Source records:
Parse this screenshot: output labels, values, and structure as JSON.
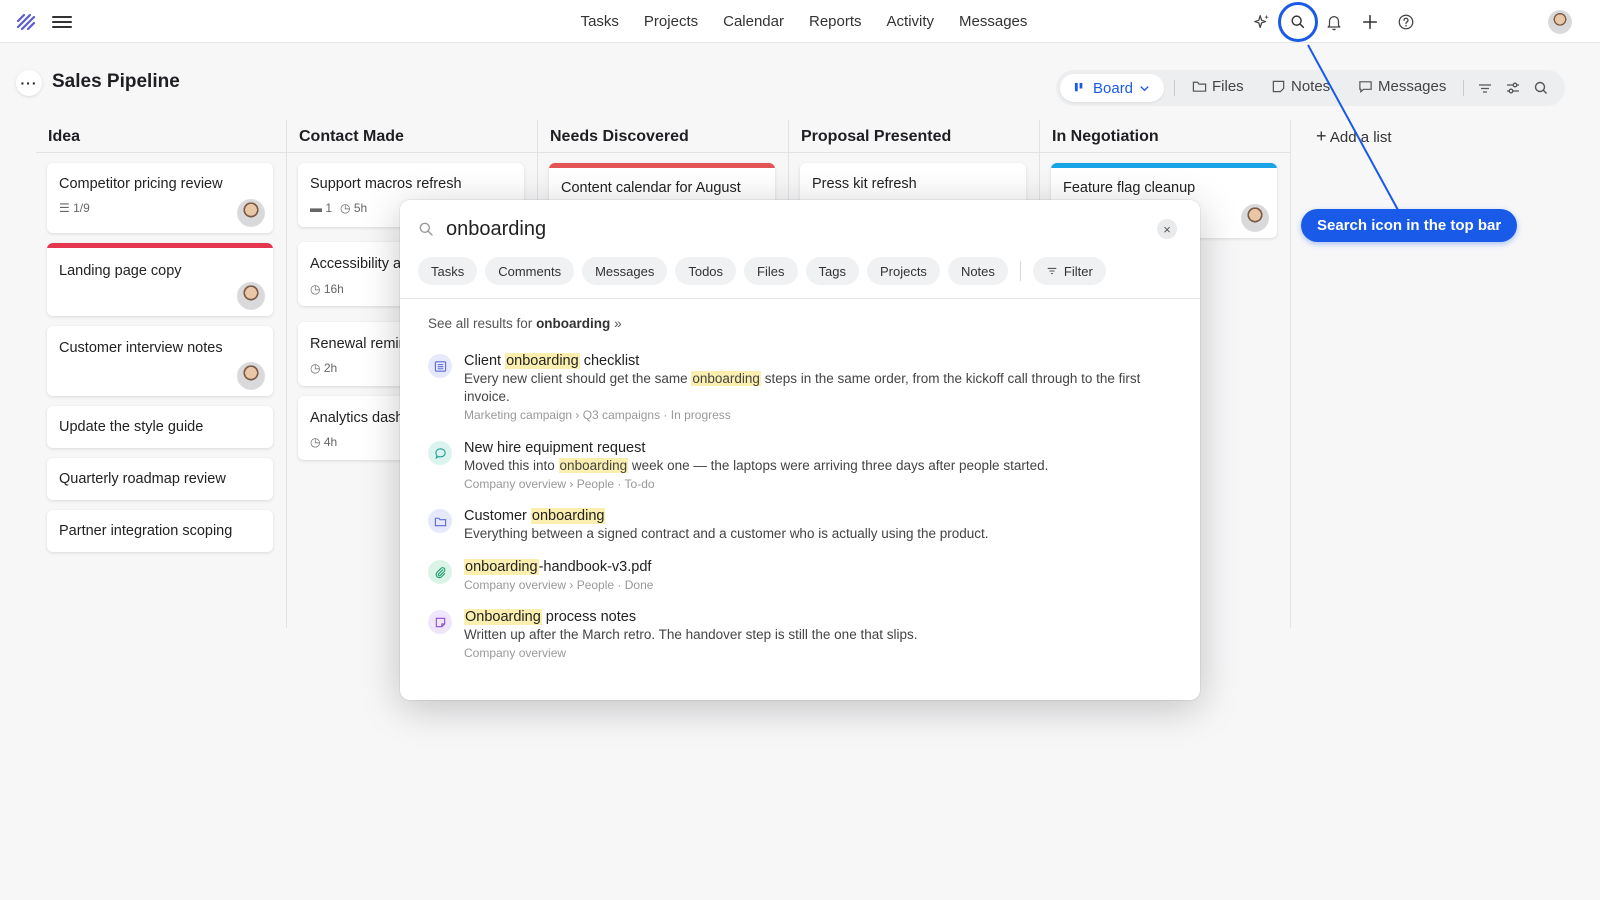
{
  "nav": {
    "items": [
      "Tasks",
      "Projects",
      "Calendar",
      "Reports",
      "Activity",
      "Messages"
    ]
  },
  "page": {
    "title": "Sales Pipeline",
    "more_label": "···"
  },
  "viewbar": {
    "board_label": "Board",
    "files_label": "Files",
    "notes_label": "Notes",
    "messages_label": "Messages"
  },
  "columns": [
    {
      "title": "Idea",
      "cards": [
        {
          "title": "Competitor pricing review",
          "meta": [
            "1/9"
          ],
          "avatar": true
        },
        {
          "title": "Landing page copy",
          "bar": "#e5364f",
          "avatar": true
        },
        {
          "title": "Customer interview notes",
          "avatar": true
        },
        {
          "title": "Update the style guide"
        },
        {
          "title": "Quarterly roadmap review"
        },
        {
          "title": "Partner integration scoping"
        }
      ]
    },
    {
      "title": "Contact Made",
      "cards": [
        {
          "title": "Support macros refresh",
          "meta": [
            "1",
            "5h"
          ]
        },
        {
          "title": "Accessibility a",
          "meta": [
            "16h"
          ]
        },
        {
          "title": "Renewal remir",
          "meta": [
            "2h"
          ]
        },
        {
          "title": "Analytics dash",
          "meta": [
            "4h"
          ]
        }
      ]
    },
    {
      "title": "Needs Discovered",
      "cards": [
        {
          "title": "Content calendar for August",
          "bar": "#e55454"
        }
      ]
    },
    {
      "title": "Proposal Presented",
      "cards": [
        {
          "title": "Press kit refresh"
        }
      ]
    },
    {
      "title": "In Negotiation",
      "cards": [
        {
          "title": "Feature flag cleanup",
          "bar": "#1aa4e8",
          "avatar": true
        }
      ]
    }
  ],
  "add_list_label": "Add a list",
  "search": {
    "query": "onboarding",
    "clear_label": "×",
    "chips": [
      "Tasks",
      "Comments",
      "Messages",
      "Todos",
      "Files",
      "Tags",
      "Projects",
      "Notes"
    ],
    "filter_label": "Filter",
    "see_all_prefix": "See all results for",
    "see_all_term": "onboarding",
    "see_all_suffix": "»",
    "results": [
      {
        "icon": "checklist-icon",
        "icon_color": "#5b6bd6",
        "icon_bg": "#e6e9fb",
        "title": [
          "Client ",
          "onboarding",
          " checklist"
        ],
        "desc": [
          "Every new client should get the same ",
          "onboarding",
          " steps in the same order, from the kickoff call through to the first invoice."
        ],
        "path": "Marketing campaign  ›  Q3 campaigns · In progress"
      },
      {
        "icon": "comment-icon",
        "icon_color": "#1a9e8f",
        "icon_bg": "#dcf4f0",
        "title": [
          "New hire equipment request",
          "",
          ""
        ],
        "desc": [
          "Moved this into ",
          "onboarding",
          " week one — the laptops were arriving three days after people started."
        ],
        "path": "Company overview  ›  People · To-do"
      },
      {
        "icon": "folder-icon",
        "icon_color": "#5b6bd6",
        "icon_bg": "#e6e9fb",
        "title": [
          "Customer ",
          "onboarding",
          ""
        ],
        "desc": [
          "Everything between a signed contract and a customer who is actually using the product.",
          "",
          ""
        ],
        "path": ""
      },
      {
        "icon": "paperclip-icon",
        "icon_color": "#1a9e6f",
        "icon_bg": "#dcf4e8",
        "title": [
          "",
          "onboarding",
          "-handbook-v3.pdf"
        ],
        "desc": [
          "",
          "",
          ""
        ],
        "path": "Company overview  ›  People · Done"
      },
      {
        "icon": "note-icon",
        "icon_color": "#8a4fd6",
        "icon_bg": "#efe6fb",
        "title": [
          "",
          "Onboarding",
          " process notes"
        ],
        "desc": [
          "Written up after the March retro. The handover step is still the one that slips.",
          "",
          ""
        ],
        "path": "Company overview"
      }
    ]
  },
  "callout": {
    "label": "Search icon in the top bar"
  }
}
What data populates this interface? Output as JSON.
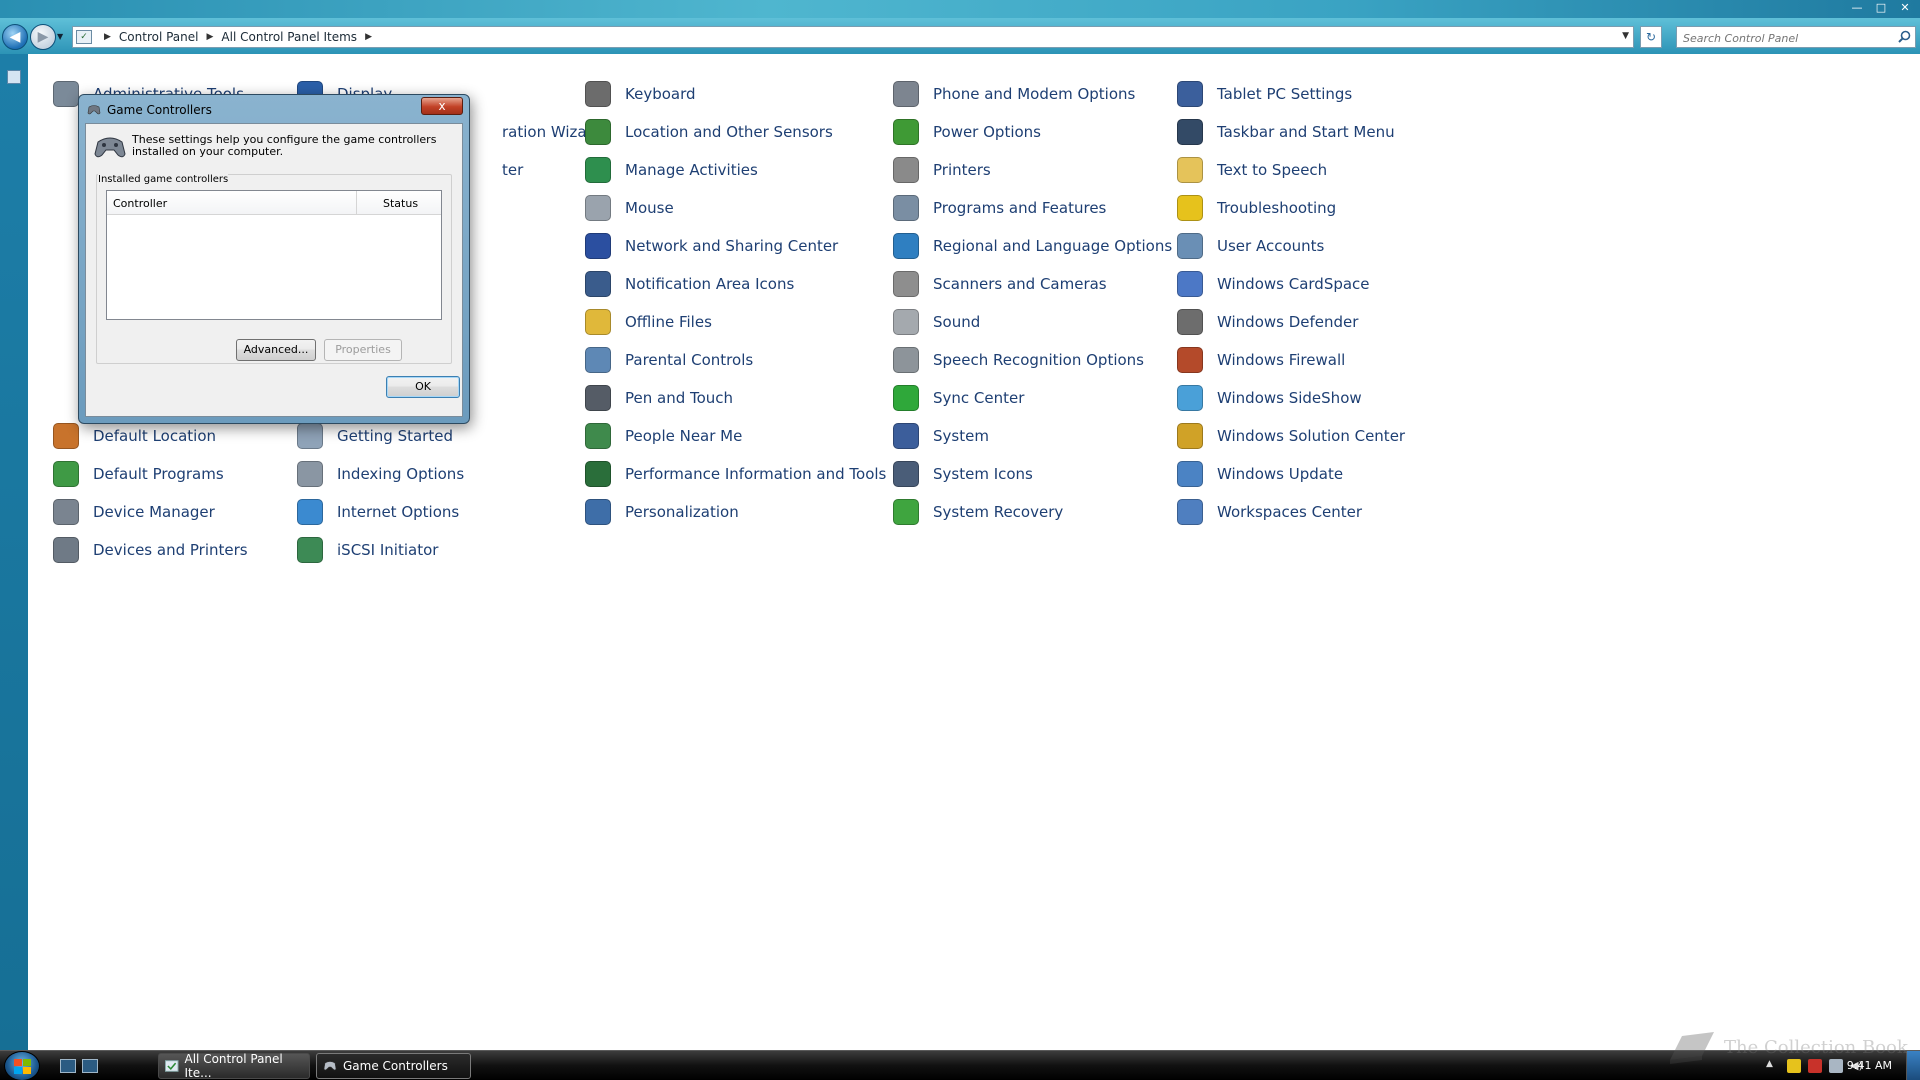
{
  "address_bar": {
    "crumbs": [
      "Control Panel",
      "All Control Panel Items"
    ],
    "search_placeholder": "Search Control Panel"
  },
  "window_controls": {
    "minimize": "—",
    "maximize": "□",
    "close": "✕"
  },
  "control_panel": {
    "items": [
      {
        "label": "Administrative Tools",
        "icon": "admin-tools-icon",
        "color": "#7b8a99"
      },
      {
        "label": "Display",
        "icon": "display-icon",
        "color": "#2a5fa8"
      },
      {
        "label": "Keyboard",
        "icon": "keyboard-icon",
        "color": "#6c6c6c"
      },
      {
        "label": "Phone and Modem Options",
        "icon": "phone-modem-icon",
        "color": "#7d8590"
      },
      {
        "label": "Tablet PC Settings",
        "icon": "tablet-pc-icon",
        "color": "#3b5f9c"
      },
      {
        "label": "ration Wizard",
        "icon": "",
        "color": ""
      },
      {
        "label": "Location and Other Sensors",
        "icon": "location-sensors-icon",
        "color": "#3d8a3d"
      },
      {
        "label": "Power Options",
        "icon": "power-options-icon",
        "color": "#3f9a35"
      },
      {
        "label": "Taskbar and Start Menu",
        "icon": "taskbar-icon",
        "color": "#334a66"
      },
      {
        "label": "ter",
        "icon": "",
        "color": ""
      },
      {
        "label": "Manage Activities",
        "icon": "manage-activities-icon",
        "color": "#2e8f4e"
      },
      {
        "label": "Printers",
        "icon": "printers-icon",
        "color": "#8a8a8a"
      },
      {
        "label": "Text to Speech",
        "icon": "text-to-speech-icon",
        "color": "#e5c35a"
      },
      {
        "label": "Mouse",
        "icon": "mouse-icon",
        "color": "#9aa3ad"
      },
      {
        "label": "Programs and Features",
        "icon": "programs-features-icon",
        "color": "#7a8ea3"
      },
      {
        "label": "Troubleshooting",
        "icon": "troubleshooting-icon",
        "color": "#e6c21c"
      },
      {
        "label": "Network and Sharing Center",
        "icon": "network-sharing-icon",
        "color": "#2b4fa0"
      },
      {
        "label": "Regional and Language Options",
        "icon": "regional-language-icon",
        "color": "#2f7fc1"
      },
      {
        "label": "User Accounts",
        "icon": "user-accounts-icon",
        "color": "#6a8fb5"
      },
      {
        "label": "Notification Area Icons",
        "icon": "notification-area-icon",
        "color": "#3a5c8c"
      },
      {
        "label": "Scanners and Cameras",
        "icon": "scanners-cameras-icon",
        "color": "#8e8e8e"
      },
      {
        "label": "Windows CardSpace",
        "icon": "cardspace-icon",
        "color": "#4c78c6"
      },
      {
        "label": "Offline Files",
        "icon": "offline-files-icon",
        "color": "#e0b83a"
      },
      {
        "label": "Sound",
        "icon": "sound-icon",
        "color": "#a4a9ae"
      },
      {
        "label": "Windows Defender",
        "icon": "defender-icon",
        "color": "#6d6d6d"
      },
      {
        "label": "Parental Controls",
        "icon": "parental-controls-icon",
        "color": "#5e88b5"
      },
      {
        "label": "Speech Recognition Options",
        "icon": "speech-recognition-icon",
        "color": "#8d949a"
      },
      {
        "label": "Windows Firewall",
        "icon": "firewall-icon",
        "color": "#b44a2a"
      },
      {
        "label": "Pen and Touch",
        "icon": "pen-touch-icon",
        "color": "#555c66"
      },
      {
        "label": "Sync Center",
        "icon": "sync-center-icon",
        "color": "#2fa83a"
      },
      {
        "label": "Windows SideShow",
        "icon": "sideshow-icon",
        "color": "#4aa0d8"
      },
      {
        "label": "People Near Me",
        "icon": "people-near-me-icon",
        "color": "#3f8a4c"
      },
      {
        "label": "System",
        "icon": "system-icon",
        "color": "#3c5e9b"
      },
      {
        "label": "Windows Solution Center",
        "icon": "solution-center-icon",
        "color": "#d0a227"
      },
      {
        "label": "Performance Information and Tools",
        "icon": "performance-icon",
        "color": "#2a6e3a"
      },
      {
        "label": "System Icons",
        "icon": "system-icons-icon",
        "color": "#4a5d78"
      },
      {
        "label": "Windows Update",
        "icon": "windows-update-icon",
        "color": "#4b83c4"
      },
      {
        "label": "Personalization",
        "icon": "personalization-icon",
        "color": "#3e6ea8"
      },
      {
        "label": "System Recovery",
        "icon": "system-recovery-icon",
        "color": "#3fa53f"
      },
      {
        "label": "Workspaces Center",
        "icon": "workspaces-center-icon",
        "color": "#4f7fc0"
      },
      {
        "label": "Default Location",
        "icon": "default-location-icon",
        "color": "#c8732c"
      },
      {
        "label": "Getting Started",
        "icon": "getting-started-icon",
        "color": "#8fa3b8"
      },
      {
        "label": "Default Programs",
        "icon": "default-programs-icon",
        "color": "#3f9a45"
      },
      {
        "label": "Indexing Options",
        "icon": "indexing-options-icon",
        "color": "#8a96a3"
      },
      {
        "label": "Device Manager",
        "icon": "device-manager-icon",
        "color": "#7a8490"
      },
      {
        "label": "Internet Options",
        "icon": "internet-options-icon",
        "color": "#3b8ad0"
      },
      {
        "label": "Devices and Printers",
        "icon": "devices-printers-icon",
        "color": "#6f7a86"
      },
      {
        "label": "iSCSI Initiator",
        "icon": "iscsi-initiator-icon",
        "color": "#3d8a55"
      }
    ]
  },
  "dialog": {
    "title": "Game Controllers",
    "close_label": "x",
    "intro": "These settings help you configure the game controllers installed on your computer.",
    "group_label": "Installed game controllers",
    "columns": [
      "Controller",
      "Status"
    ],
    "buttons": {
      "advanced": "Advanced...",
      "properties": "Properties",
      "ok": "OK"
    }
  },
  "taskbar": {
    "buttons": [
      "All Control Panel Ite...",
      "Game Controllers"
    ],
    "clock": "9:41 AM"
  },
  "watermark": "The Collection Book"
}
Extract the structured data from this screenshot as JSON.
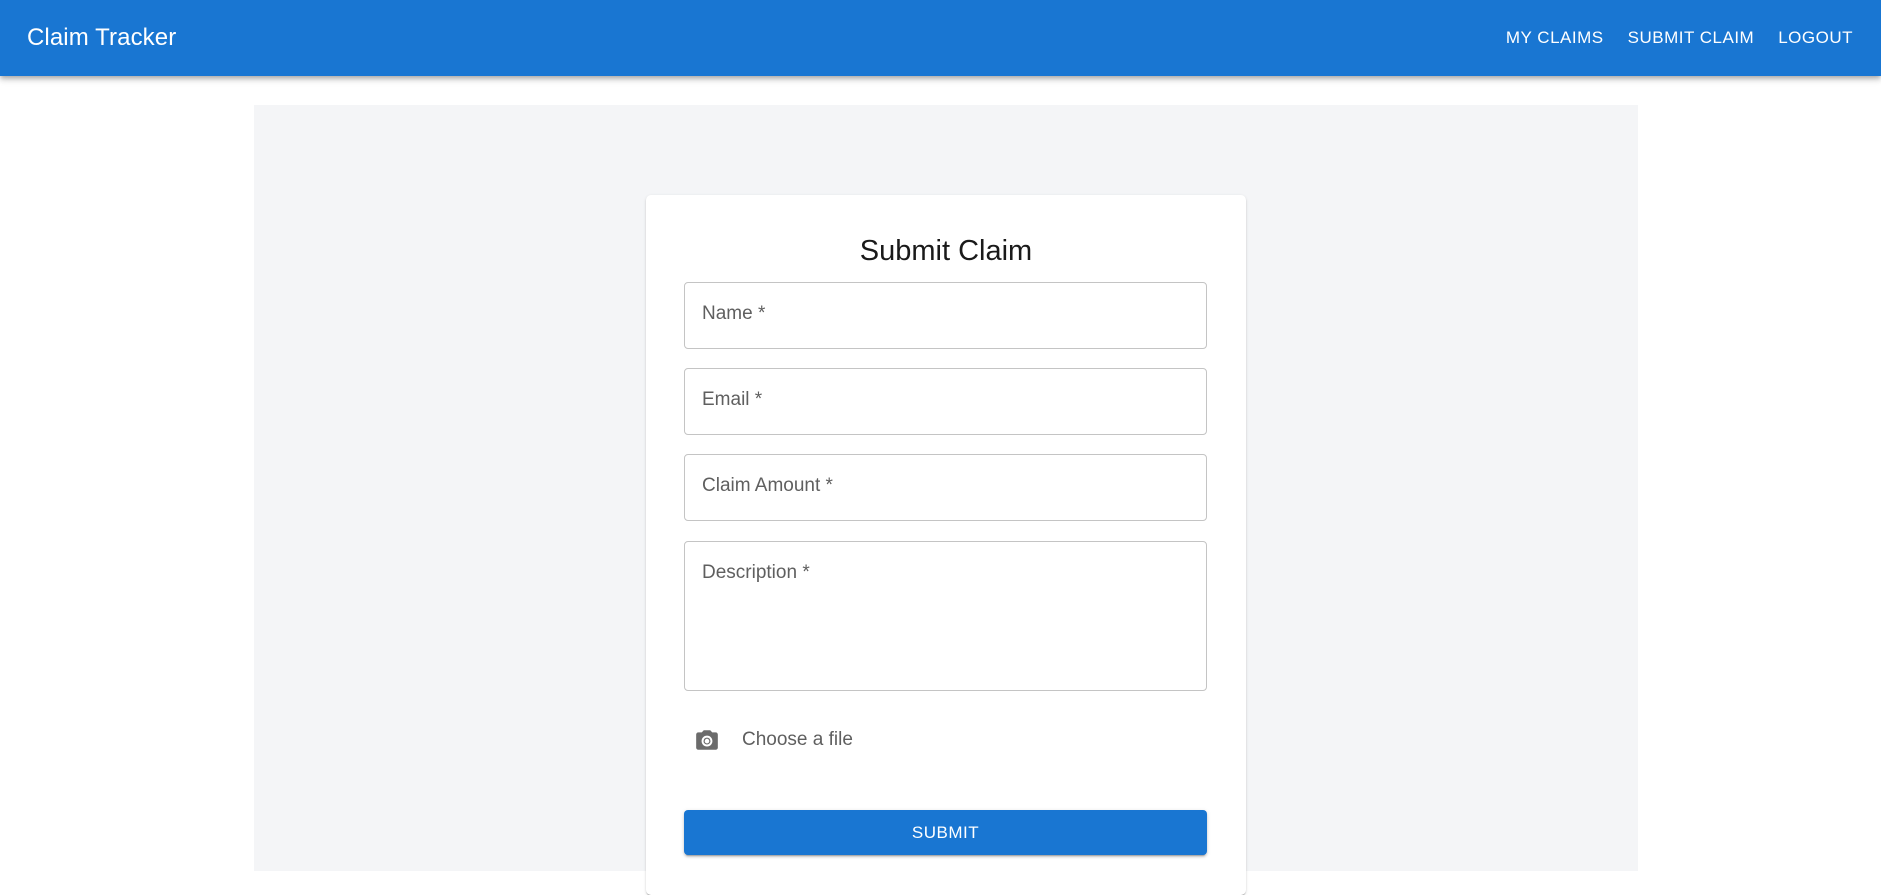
{
  "appbar": {
    "title": "Claim Tracker",
    "nav": [
      {
        "label": "MY CLAIMS"
      },
      {
        "label": "SUBMIT CLAIM"
      },
      {
        "label": "LOGOUT"
      }
    ],
    "color": "#1976d2"
  },
  "form": {
    "title": "Submit Claim",
    "fields": {
      "name": {
        "label": "Name *",
        "value": ""
      },
      "email": {
        "label": "Email *",
        "value": ""
      },
      "amount": {
        "label": "Claim Amount *",
        "value": ""
      },
      "description": {
        "label": "Description *",
        "value": ""
      }
    },
    "file_upload": {
      "icon": "camera-icon",
      "label": "Choose a file"
    },
    "submit_label": "SUBMIT"
  }
}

Your instructions: Display every line of the listing that contains the string "from".

Response to this exercise:
          " steps in the same order, from the kickoff call through to the first invoice."
Extract the structured data from this screenshot as JSON.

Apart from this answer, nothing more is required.